DOCUMENT EXCERPT =
——

3.2  Methodology for flood susceptibility using Google Earth Engine (GEE)

The Google Earth Engine (GEE) workflow for flood susceptibility mapping in this study follows a systematic, multi-step approach. This includes 1. Data acquisition: All input datasets including elevation (SRTM), surface water (GSW), precipitation (CHIRPS), and vegetation indices (Landsat 8 NDVI/NDWI) are imported and clipped to the study area using administrative boundaries. 2. Preprocessing: Individual layers are preprocessed, including masking, calculation of distance from permanent water, slope, topographic position index (TPI), and computation of NDVI/NDWI from Landsat data. Thirdly, Scoring/Classification: Each variable is reclassified into standardized ordinal risk classes (1-5) based on natural breaks or literature derived thresholds, ensuring comparability across different physical factors. Fourthly, Composite Susceptibility Index is constructed. The reclassified layers are combined using arithmetic averaging to produce the final flood susceptibility map, representing the mean risk across all variables at each pixel. As the fifth step, Zonal statistics are calculated. The resulting susceptibility map is summarized by administrative units using zonal statistics for spatial analysis. Lastly, the model is validated using a confusion matrix as given in Figure 1.

Figure 1    Confusion Matrix.

3.3  Composite flood susceptibility

Flood susceptibility in this study is assessed through a composite index that integrates topographic, hydrological, climatic, and land surface indicators. Each indicator is first normalized to a common ordinal scale using regionally and globally validated thresholds, then combined via an explicit and reproducible mathematical procedure. This approach follows best practices in flood risk mapping and multi-criteria GIS analysis (Burstein et al., 2023; Islam et al., 2010; Lymburner et al., 2024; Sharma, U. C., 2013).

——

DATA RECORDS =
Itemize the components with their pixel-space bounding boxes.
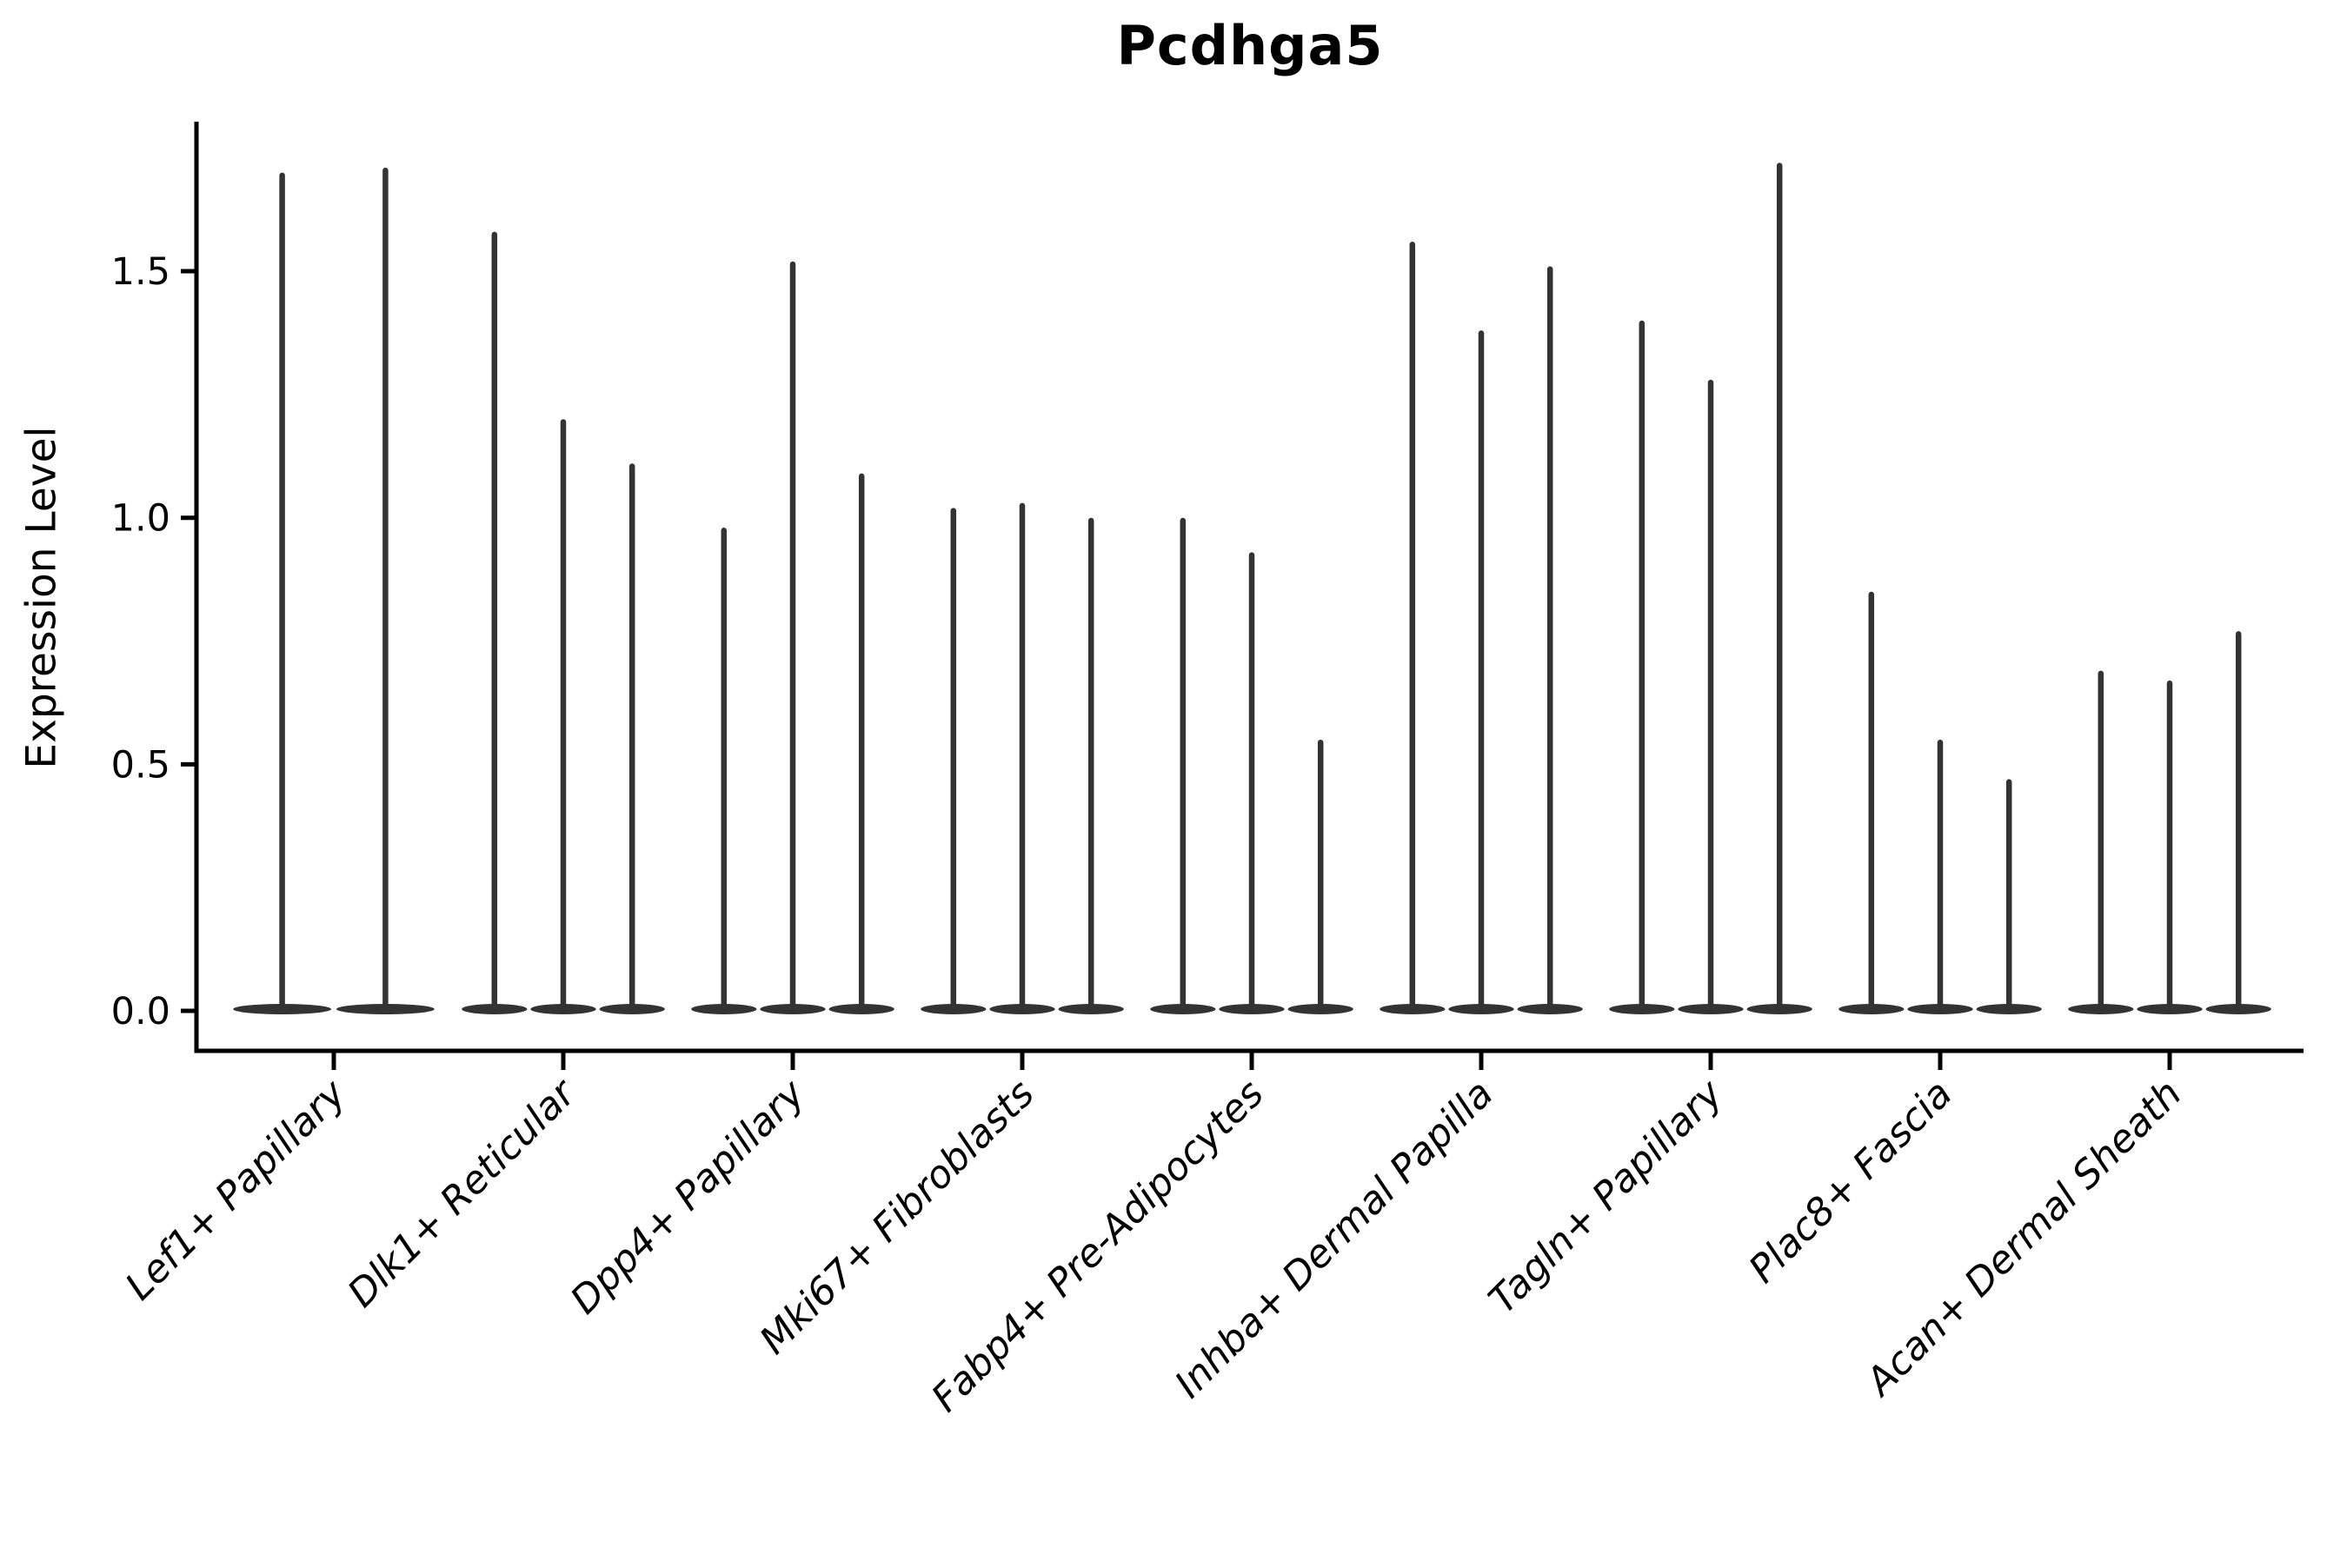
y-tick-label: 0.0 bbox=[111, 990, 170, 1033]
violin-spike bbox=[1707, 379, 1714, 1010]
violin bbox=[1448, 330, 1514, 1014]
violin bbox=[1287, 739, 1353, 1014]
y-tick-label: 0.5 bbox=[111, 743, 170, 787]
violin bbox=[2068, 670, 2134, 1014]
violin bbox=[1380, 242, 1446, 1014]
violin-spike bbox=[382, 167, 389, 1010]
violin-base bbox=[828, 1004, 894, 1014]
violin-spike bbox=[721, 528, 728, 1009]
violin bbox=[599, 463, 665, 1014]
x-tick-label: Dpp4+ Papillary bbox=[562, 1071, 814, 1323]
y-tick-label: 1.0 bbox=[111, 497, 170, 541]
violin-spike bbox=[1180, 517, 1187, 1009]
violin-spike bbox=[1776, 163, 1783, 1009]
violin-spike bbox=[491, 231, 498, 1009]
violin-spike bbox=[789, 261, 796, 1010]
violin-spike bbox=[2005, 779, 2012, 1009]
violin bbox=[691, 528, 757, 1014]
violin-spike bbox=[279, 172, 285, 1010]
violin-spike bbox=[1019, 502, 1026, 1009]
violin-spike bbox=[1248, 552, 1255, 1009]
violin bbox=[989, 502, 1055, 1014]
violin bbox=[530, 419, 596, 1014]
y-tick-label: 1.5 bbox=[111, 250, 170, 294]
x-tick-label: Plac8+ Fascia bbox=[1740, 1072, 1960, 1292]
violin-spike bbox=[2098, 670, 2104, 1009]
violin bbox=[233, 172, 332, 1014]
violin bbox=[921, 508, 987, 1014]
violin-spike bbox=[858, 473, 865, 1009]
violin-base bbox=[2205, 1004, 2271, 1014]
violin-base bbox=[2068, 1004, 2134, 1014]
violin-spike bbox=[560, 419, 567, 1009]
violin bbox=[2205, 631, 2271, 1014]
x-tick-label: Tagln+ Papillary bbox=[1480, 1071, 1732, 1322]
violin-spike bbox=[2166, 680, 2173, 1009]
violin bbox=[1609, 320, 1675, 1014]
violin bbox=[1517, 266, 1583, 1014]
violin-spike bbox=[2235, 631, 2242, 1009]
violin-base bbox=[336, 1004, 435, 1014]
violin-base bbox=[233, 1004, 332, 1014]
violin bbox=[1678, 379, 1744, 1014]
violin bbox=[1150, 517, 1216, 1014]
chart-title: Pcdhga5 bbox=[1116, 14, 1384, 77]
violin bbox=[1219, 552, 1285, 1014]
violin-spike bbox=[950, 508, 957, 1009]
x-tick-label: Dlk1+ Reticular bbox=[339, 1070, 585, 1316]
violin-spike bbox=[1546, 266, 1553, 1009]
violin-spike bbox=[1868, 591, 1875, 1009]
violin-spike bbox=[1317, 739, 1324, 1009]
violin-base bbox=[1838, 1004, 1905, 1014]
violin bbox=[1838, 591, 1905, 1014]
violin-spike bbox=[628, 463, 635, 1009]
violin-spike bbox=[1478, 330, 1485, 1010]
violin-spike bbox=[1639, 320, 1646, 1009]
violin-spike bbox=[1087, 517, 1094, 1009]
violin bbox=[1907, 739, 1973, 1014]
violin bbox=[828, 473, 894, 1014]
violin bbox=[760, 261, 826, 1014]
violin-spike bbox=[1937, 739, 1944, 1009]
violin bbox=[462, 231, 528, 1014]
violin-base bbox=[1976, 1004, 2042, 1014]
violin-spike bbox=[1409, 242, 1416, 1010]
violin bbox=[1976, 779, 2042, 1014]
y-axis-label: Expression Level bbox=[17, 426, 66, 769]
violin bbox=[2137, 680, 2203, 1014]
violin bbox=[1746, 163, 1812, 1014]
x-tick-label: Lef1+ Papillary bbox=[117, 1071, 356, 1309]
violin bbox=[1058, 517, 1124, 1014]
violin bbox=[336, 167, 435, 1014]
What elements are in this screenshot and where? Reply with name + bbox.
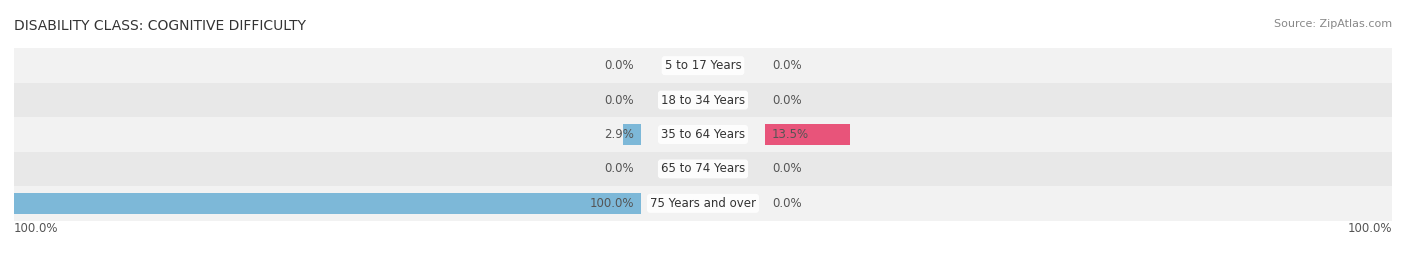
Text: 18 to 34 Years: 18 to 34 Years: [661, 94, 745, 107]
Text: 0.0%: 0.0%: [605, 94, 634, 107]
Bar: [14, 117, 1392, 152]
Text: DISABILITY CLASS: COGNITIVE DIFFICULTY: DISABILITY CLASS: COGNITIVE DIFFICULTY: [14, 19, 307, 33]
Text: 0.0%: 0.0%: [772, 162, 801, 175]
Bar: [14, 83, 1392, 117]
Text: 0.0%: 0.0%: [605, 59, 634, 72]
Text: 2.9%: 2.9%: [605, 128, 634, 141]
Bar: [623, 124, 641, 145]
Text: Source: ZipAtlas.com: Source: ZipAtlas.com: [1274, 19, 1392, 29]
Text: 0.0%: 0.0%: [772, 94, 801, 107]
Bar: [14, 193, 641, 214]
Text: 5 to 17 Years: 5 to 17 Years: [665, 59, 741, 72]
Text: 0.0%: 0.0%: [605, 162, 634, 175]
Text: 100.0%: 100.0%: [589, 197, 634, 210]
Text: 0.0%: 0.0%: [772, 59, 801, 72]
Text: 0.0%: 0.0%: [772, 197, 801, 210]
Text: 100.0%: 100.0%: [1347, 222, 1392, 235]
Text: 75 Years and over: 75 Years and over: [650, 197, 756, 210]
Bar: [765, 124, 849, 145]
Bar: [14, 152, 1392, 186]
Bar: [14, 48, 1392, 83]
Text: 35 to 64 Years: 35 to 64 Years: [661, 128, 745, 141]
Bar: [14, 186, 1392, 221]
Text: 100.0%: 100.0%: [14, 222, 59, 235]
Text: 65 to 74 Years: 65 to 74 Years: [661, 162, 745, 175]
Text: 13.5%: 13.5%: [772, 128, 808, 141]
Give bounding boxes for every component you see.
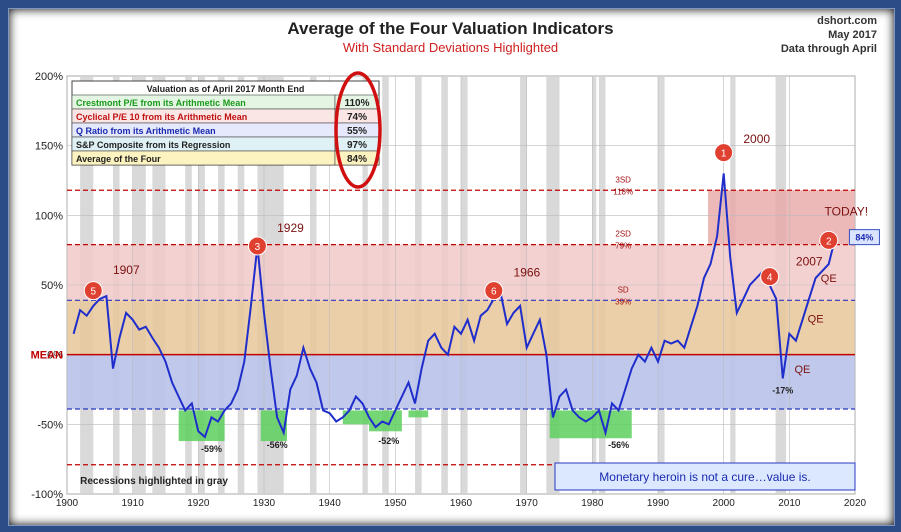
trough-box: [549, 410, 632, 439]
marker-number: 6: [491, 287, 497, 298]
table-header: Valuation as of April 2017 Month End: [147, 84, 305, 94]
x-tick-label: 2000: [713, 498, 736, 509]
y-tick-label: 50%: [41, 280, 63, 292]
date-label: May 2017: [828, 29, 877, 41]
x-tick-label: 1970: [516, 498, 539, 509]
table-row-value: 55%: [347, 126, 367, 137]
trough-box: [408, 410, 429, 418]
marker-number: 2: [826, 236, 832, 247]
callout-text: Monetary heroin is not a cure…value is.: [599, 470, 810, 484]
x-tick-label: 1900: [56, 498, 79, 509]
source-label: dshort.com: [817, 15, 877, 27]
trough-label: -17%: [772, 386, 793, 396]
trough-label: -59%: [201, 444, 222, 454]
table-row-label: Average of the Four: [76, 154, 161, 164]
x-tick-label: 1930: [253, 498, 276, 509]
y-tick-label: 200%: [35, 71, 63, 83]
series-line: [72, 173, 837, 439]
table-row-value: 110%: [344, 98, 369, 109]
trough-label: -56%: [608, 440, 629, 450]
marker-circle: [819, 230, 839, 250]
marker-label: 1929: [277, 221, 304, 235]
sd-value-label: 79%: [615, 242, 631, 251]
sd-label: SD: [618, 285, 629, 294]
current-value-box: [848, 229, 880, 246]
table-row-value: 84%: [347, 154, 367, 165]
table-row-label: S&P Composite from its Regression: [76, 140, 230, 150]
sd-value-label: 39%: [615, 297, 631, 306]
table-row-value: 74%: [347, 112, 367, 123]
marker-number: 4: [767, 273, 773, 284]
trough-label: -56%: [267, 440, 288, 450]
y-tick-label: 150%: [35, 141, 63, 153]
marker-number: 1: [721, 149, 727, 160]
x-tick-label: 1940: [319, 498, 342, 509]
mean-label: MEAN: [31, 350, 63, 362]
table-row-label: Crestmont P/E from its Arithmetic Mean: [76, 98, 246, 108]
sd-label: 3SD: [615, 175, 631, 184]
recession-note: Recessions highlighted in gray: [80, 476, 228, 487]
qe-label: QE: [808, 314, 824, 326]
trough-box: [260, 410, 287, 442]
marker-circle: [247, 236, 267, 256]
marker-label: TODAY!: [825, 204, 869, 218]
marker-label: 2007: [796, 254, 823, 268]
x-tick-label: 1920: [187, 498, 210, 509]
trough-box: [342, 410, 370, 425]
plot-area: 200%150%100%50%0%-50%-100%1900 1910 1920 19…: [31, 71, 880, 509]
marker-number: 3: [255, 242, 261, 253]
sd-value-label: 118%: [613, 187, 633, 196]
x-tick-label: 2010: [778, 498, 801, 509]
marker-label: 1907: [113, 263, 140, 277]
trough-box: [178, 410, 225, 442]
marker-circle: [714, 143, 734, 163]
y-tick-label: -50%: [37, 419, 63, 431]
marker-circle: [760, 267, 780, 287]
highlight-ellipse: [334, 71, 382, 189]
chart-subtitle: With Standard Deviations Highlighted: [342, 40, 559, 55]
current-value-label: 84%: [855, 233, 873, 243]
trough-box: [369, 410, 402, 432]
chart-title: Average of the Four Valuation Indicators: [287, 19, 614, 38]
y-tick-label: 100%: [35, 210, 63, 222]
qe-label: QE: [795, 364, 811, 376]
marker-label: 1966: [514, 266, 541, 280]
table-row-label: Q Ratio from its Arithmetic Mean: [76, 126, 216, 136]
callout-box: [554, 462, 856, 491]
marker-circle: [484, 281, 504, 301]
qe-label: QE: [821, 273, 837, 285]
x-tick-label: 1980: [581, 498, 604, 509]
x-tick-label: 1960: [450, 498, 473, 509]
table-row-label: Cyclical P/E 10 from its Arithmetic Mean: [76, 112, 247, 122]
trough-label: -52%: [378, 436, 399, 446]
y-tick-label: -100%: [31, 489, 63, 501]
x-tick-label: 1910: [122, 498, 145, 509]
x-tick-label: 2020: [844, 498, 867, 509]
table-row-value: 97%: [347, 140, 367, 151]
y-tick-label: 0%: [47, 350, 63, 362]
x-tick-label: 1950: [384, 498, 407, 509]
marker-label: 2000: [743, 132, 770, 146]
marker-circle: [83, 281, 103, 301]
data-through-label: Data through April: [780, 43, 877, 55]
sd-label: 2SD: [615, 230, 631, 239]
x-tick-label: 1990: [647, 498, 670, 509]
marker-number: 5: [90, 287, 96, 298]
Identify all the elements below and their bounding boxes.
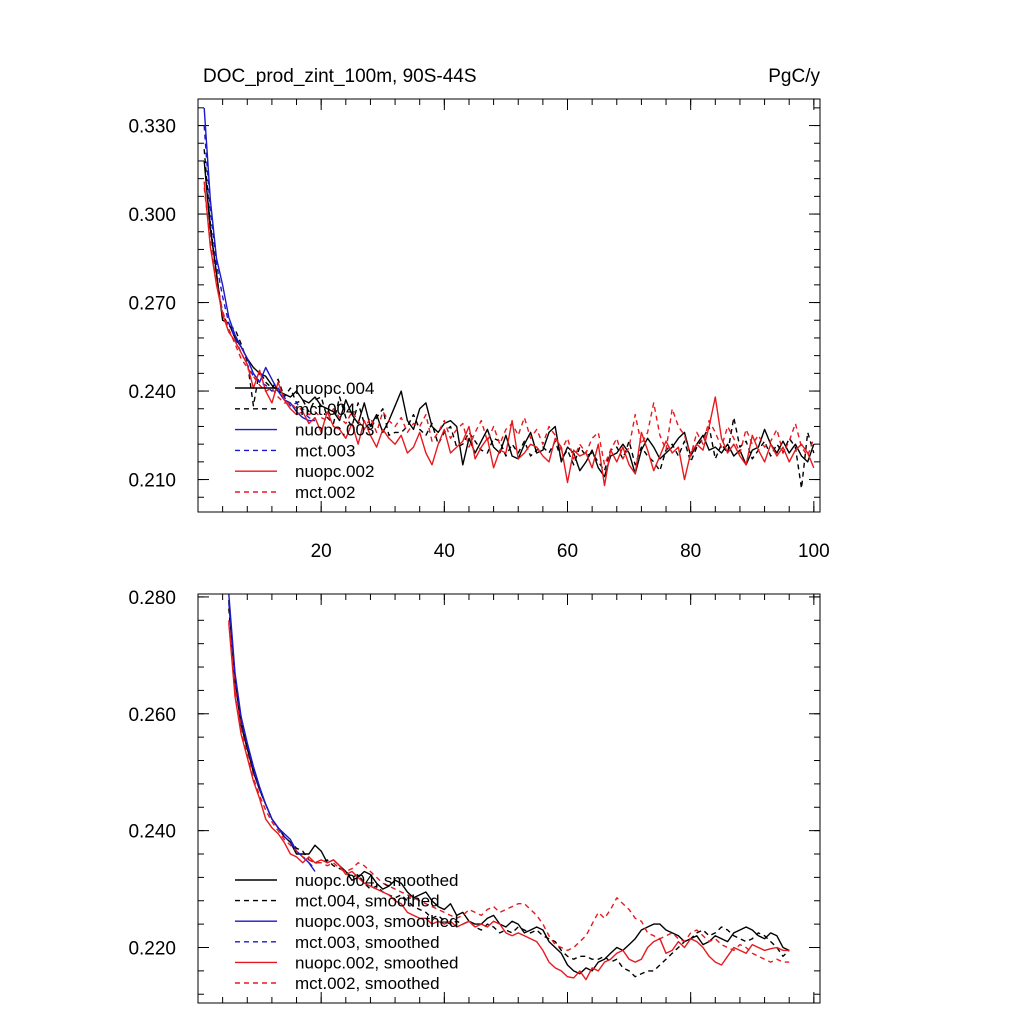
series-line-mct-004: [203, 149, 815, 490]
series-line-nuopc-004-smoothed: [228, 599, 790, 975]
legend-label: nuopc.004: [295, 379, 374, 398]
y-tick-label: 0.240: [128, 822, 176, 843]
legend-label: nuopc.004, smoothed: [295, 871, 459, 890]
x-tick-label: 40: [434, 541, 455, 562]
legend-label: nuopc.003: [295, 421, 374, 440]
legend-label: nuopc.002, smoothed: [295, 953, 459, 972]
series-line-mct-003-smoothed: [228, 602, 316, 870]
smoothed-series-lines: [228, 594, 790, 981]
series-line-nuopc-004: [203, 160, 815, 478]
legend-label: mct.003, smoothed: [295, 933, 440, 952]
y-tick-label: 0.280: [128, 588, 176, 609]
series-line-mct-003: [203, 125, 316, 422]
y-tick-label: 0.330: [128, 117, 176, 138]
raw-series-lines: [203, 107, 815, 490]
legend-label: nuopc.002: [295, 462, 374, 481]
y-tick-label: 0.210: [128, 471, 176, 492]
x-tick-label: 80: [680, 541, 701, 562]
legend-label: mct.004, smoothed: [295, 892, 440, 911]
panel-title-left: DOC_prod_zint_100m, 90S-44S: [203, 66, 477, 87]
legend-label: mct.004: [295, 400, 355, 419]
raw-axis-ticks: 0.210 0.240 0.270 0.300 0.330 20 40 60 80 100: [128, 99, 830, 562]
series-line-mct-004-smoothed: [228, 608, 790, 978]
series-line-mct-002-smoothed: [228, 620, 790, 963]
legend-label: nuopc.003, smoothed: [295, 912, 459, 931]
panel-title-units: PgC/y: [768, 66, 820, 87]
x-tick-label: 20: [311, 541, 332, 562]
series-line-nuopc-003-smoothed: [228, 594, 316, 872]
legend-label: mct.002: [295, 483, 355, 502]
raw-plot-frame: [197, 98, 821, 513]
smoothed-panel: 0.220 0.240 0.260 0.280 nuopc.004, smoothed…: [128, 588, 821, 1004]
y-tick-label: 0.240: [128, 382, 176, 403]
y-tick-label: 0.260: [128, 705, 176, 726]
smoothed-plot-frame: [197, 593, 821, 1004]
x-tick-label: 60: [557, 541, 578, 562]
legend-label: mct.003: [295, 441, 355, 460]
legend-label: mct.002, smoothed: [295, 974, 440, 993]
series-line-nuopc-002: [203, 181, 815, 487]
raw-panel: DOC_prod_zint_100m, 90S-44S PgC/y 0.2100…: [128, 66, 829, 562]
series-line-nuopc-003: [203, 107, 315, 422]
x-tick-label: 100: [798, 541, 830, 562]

——

GIVEN PROBLEM 1 = In the flood susceptibility text, what method is used to combine the reclassified layers into the final map?
GIVEN PROBLEM 2 = Extract the passage of the flood susceptibility text that begins at the words "3.3  Composite flood" and stops after the words "U. C., 2013).".
Use only the flood susceptibility text to respond, not the records.

COMPLETE ANSWER 1 = Arithmetic averaging.

COMPLETE ANSWER 2 =
3.3  Composite flood susceptibility

Flood susceptibility in this study is assessed through a composite index that integrates topographic, hydrological, climatic, and land surface indicators. Each indicator is first normalized to a common ordinal scale using regionally and globally validated thresholds, then combined via an explicit and reproducible mathematical procedure. This approach follows best practices in flood risk mapping and multi-criteria GIS analysis (Burstein et al., 2023; Islam et al., 2010; Lymburner et al., 2024; Sharma, U. C., 2013).